→ EXERCISE TASK
Give back the entire listing verbatim.

** START MATERIAL PROVIDED **

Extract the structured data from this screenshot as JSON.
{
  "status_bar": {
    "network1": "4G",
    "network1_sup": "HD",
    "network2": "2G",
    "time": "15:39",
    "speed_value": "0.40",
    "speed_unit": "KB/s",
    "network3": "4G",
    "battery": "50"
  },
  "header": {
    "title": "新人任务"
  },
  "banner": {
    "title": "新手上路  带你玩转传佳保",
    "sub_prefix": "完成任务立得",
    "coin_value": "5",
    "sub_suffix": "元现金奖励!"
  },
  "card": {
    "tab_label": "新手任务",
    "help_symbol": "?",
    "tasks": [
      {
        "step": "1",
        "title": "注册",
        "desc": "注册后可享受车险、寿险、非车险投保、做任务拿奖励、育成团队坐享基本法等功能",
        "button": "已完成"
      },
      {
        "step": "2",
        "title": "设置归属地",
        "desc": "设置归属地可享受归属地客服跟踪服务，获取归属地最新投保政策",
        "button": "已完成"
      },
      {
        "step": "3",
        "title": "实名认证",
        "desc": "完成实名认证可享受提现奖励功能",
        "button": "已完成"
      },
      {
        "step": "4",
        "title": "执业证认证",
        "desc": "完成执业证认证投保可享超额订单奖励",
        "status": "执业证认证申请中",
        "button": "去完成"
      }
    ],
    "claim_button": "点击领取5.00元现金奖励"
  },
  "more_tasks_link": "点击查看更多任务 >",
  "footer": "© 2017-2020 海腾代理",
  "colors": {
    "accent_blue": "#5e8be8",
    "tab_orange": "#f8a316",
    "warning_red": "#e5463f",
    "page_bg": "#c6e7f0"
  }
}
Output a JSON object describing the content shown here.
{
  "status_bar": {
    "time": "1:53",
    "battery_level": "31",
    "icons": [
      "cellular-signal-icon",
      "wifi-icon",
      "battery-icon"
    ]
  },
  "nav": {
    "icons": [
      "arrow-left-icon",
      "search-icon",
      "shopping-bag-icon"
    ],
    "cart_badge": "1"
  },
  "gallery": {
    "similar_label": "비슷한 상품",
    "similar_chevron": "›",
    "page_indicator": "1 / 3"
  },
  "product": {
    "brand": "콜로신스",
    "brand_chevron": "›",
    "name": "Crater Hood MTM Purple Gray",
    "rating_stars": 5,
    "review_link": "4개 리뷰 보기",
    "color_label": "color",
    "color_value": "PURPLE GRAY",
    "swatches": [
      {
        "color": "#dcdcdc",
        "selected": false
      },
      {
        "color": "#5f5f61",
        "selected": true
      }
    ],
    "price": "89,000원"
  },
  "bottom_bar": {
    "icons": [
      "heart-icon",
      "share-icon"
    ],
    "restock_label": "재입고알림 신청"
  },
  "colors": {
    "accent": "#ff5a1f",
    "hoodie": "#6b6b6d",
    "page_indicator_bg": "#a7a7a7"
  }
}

** END MATERIAL PROVIDED **

→ EXERCISE SOLUTION
Extract the structured data from this screenshot as JSON.
{
  "status_bar": {
    "network1": "4G",
    "network1_sup": "HD",
    "network2": "2G",
    "time": "15:39",
    "speed_value": "0.40",
    "speed_unit": "KB/s",
    "network3": "4G",
    "battery": "50"
  },
  "header": {
    "title": "新人任务"
  },
  "banner": {
    "title": "新手上路  带你玩转传佳保",
    "sub_prefix": "完成任务立得",
    "coin_value": "5",
    "sub_suffix": "元现金奖励!"
  },
  "card": {
    "tab_label": "新手任务",
    "help_symbol": "?",
    "tasks": [
      {
        "step": "1",
        "title": "注册",
        "desc": "注册后可享受车险、寿险、非车险投保、做任务拿奖励、育成团队坐享基本法等功能",
        "button": "已完成"
      },
      {
        "step": "2",
        "title": "设置归属地",
        "desc": "设置归属地可享受归属地客服跟踪服务，获取归属地最新投保政策",
        "button": "已完成"
      },
      {
        "step": "3",
        "title": "实名认证",
        "desc": "完成实名认证可享受提现奖励功能",
        "button": "已完成"
      },
      {
        "step": "4",
        "title": "执业证认证",
        "desc": "完成执业证认证投保可享超额订单奖励",
        "status": "执业证认证申请中",
        "button": "去完成"
      }
    ],
    "claim_button": "点击领取5.00元现金奖励"
  },
  "more_tasks_link": "点击查看更多任务 >",
  "footer": "© 2017-2020 海腾代理",
  "colors": {
    "accent_blue": "#5e8be8",
    "tab_orange": "#f8a316",
    "warning_red": "#e5463f",
    "page_bg": "#c6e7f0"
  }
}
Output a JSON object describing the content shown here.
{
  "status_bar": {
    "time": "1:53",
    "battery_level": "31",
    "icons": [
      "cellular-signal-icon",
      "wifi-icon",
      "battery-icon"
    ]
  },
  "nav": {
    "icons": [
      "arrow-left-icon",
      "search-icon",
      "shopping-bag-icon"
    ],
    "cart_badge": "1"
  },
  "gallery": {
    "similar_label": "비슷한 상품",
    "similar_chevron": "›",
    "page_indicator": "1 / 3"
  },
  "product": {
    "brand": "콜로신스",
    "brand_chevron": "›",
    "name": "Crater Hood MTM Purple Gray",
    "rating_stars": 5,
    "review_link": "4개 리뷰 보기",
    "color_label": "color",
    "color_value": "PURPLE GRAY",
    "swatches": [
      {
        "color": "#dcdcdc",
        "selected": false
      },
      {
        "color": "#5f5f61",
        "selected": true
      }
    ],
    "price": "89,000원"
  },
  "bottom_bar": {
    "icons": [
      "heart-icon",
      "share-icon"
    ],
    "restock_label": "재입고알림 신청"
  },
  "colors": {
    "accent": "#ff5a1f",
    "hoodie": "#6b6b6d",
    "page_indicator_bg": "#a7a7a7"
  }
}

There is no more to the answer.